» Challenge
Return each line of the listing that contains the string "maximize".

Stored data entries
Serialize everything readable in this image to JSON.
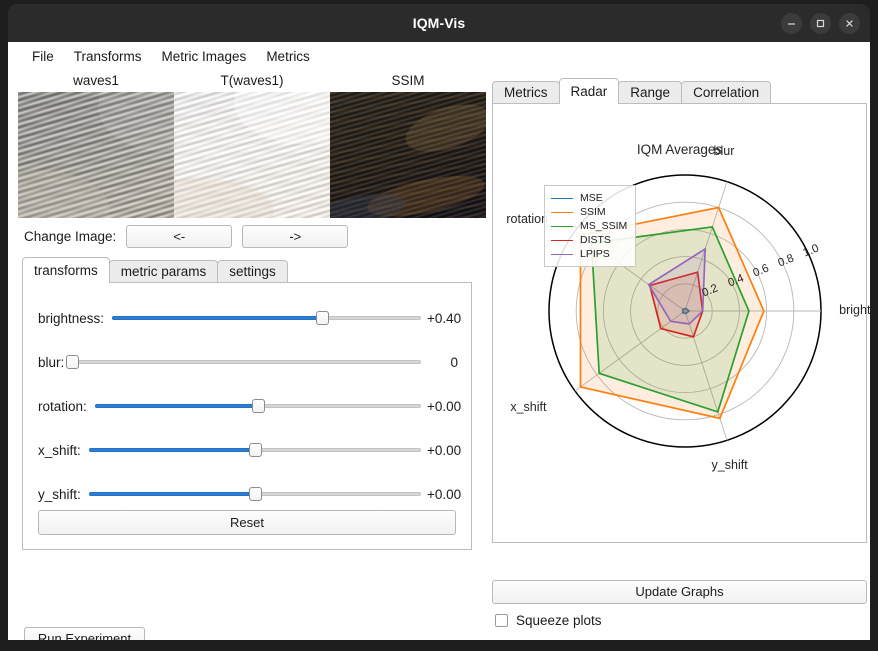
{
  "window": {
    "title": "IQM-Vis",
    "controls": [
      {
        "name": "minimize-button",
        "glyph": "minimize"
      },
      {
        "name": "maximize-button",
        "glyph": "maximize"
      },
      {
        "name": "close-button",
        "glyph": "close"
      }
    ]
  },
  "menubar": {
    "items": [
      "File",
      "Transforms",
      "Metric Images",
      "Metrics"
    ]
  },
  "images": [
    {
      "caption": "waves1",
      "kind": "reference-texture"
    },
    {
      "caption": "T(waves1)",
      "kind": "brightened-texture"
    },
    {
      "caption": "SSIM",
      "kind": "ssim-map"
    }
  ],
  "change_image": {
    "label": "Change Image:",
    "prev_label": "<-",
    "next_label": "->"
  },
  "left_tabs": {
    "tabs": [
      "transforms",
      "metric params",
      "settings"
    ],
    "active": "transforms"
  },
  "sliders": [
    {
      "label": "brightness:",
      "value": "+0.40",
      "fill_pct": 68,
      "handle_pct": 68
    },
    {
      "label": "blur:",
      "value": "0",
      "fill_pct": 0,
      "handle_pct": 0
    },
    {
      "label": "rotation:",
      "value": "+0.00",
      "fill_pct": 50,
      "handle_pct": 50
    },
    {
      "label": "x_shift:",
      "value": "+0.00",
      "fill_pct": 50,
      "handle_pct": 50
    },
    {
      "label": "y_shift:",
      "value": "+0.00",
      "fill_pct": 50,
      "handle_pct": 50
    }
  ],
  "reset_label": "Reset",
  "run_experiment_label": "Run Experiment",
  "right_tabs": {
    "tabs": [
      "Metrics",
      "Radar",
      "Range",
      "Correlation"
    ],
    "active": "Radar"
  },
  "update_graphs_label": "Update Graphs",
  "squeeze_plots": {
    "label": "Squeeze plots",
    "checked": false
  },
  "colors": {
    "accent": "#2a7fd4",
    "mse": "#1f77b4",
    "ssim": "#ff7f0e",
    "ms_ssim": "#2ca02c",
    "dists": "#d62728",
    "lpips": "#9467bd",
    "titlebar": "#2b2b2b"
  },
  "chart_data": {
    "type": "radar",
    "title": "IQM Averages",
    "categories": [
      "brightness",
      "blur",
      "rotation",
      "x_shift",
      "y_shift"
    ],
    "tick_labels": [
      "0.2",
      "0.4",
      "0.6",
      "0.8",
      "1.0"
    ],
    "ticks": [
      0.2,
      0.4,
      0.6,
      0.8,
      1.0
    ],
    "rlim": [
      0,
      1.0
    ],
    "grid": true,
    "legend_position": "upper left",
    "series": [
      {
        "name": "MSE",
        "color": "#1f77b4",
        "values": [
          0.03,
          0.02,
          0.02,
          0.02,
          0.02
        ]
      },
      {
        "name": "SSIM",
        "color": "#ff7f0e",
        "values": [
          0.58,
          0.8,
          0.95,
          0.95,
          0.83
        ]
      },
      {
        "name": "MS_SSIM",
        "color": "#2ca02c",
        "values": [
          0.47,
          0.65,
          0.85,
          0.78,
          0.78
        ]
      },
      {
        "name": "DISTS",
        "color": "#d62728",
        "values": [
          0.13,
          0.3,
          0.32,
          0.22,
          0.2
        ]
      },
      {
        "name": "LPIPS",
        "color": "#9467bd",
        "values": [
          0.13,
          0.48,
          0.33,
          0.13,
          0.1
        ]
      }
    ]
  }
}
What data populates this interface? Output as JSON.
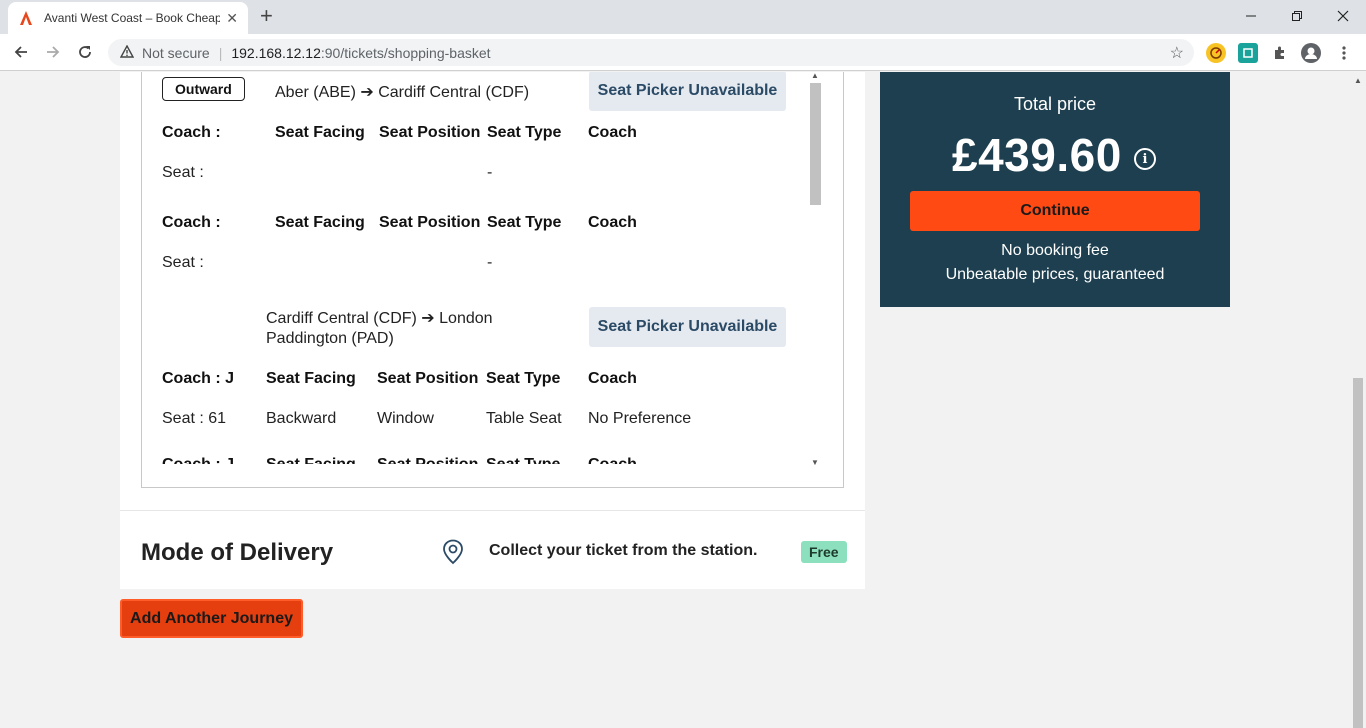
{
  "browser": {
    "tab_title": "Avanti West Coast – Book Cheap",
    "tab_close": "✕",
    "new_tab": "+",
    "security_label": "Not secure",
    "url_host": "192.168.12.12",
    "url_path": ":90/tickets/shopping-basket"
  },
  "outward_badge": "Outward",
  "legs": [
    {
      "route": "Aber (ABE) ➔ Cardiff Central (CDF)",
      "seat_picker": "Seat Picker Unavailable",
      "reservations": [
        {
          "headers": [
            "Coach :",
            "Seat Facing",
            "Seat Position",
            "Seat Type",
            "Coach"
          ],
          "values": [
            "Seat :",
            "",
            "",
            "-",
            ""
          ]
        },
        {
          "headers": [
            "Coach :",
            "Seat Facing",
            "Seat Position",
            "Seat Type",
            "Coach"
          ],
          "values": [
            "Seat :",
            "",
            "",
            "-",
            ""
          ]
        }
      ]
    },
    {
      "route_line1": "Cardiff Central (CDF) ➔ London",
      "route_line2": "Paddington (PAD)",
      "seat_picker": "Seat Picker Unavailable",
      "reservations": [
        {
          "headers": [
            "Coach : J",
            "Seat Facing",
            "Seat Position",
            "Seat Type",
            "Coach"
          ],
          "values": [
            "Seat : 61",
            "Backward",
            "Window",
            "Table Seat",
            "No Preference"
          ]
        },
        {
          "headers": [
            "Coach : J",
            "Seat Facing",
            "Seat Position",
            "Seat Type",
            "Coach"
          ],
          "values": []
        }
      ]
    }
  ],
  "delivery": {
    "heading": "Mode of Delivery",
    "method": "Collect your ticket from the station.",
    "price_badge": "Free"
  },
  "add_journey_label": "Add Another Journey",
  "summary": {
    "total_label": "Total price",
    "total_amount": "£439.60",
    "info_glyph": "i",
    "continue_label": "Continue",
    "note1": "No booking fee",
    "note2": "Unbeatable prices, guaranteed"
  },
  "colors": {
    "brand_dark": "#1d3f4f",
    "accent_orange": "#ff4a14",
    "free_badge": "#8ce0bd"
  }
}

» Correct output
        "name": "maximize-button",
        "glyph": "maximize"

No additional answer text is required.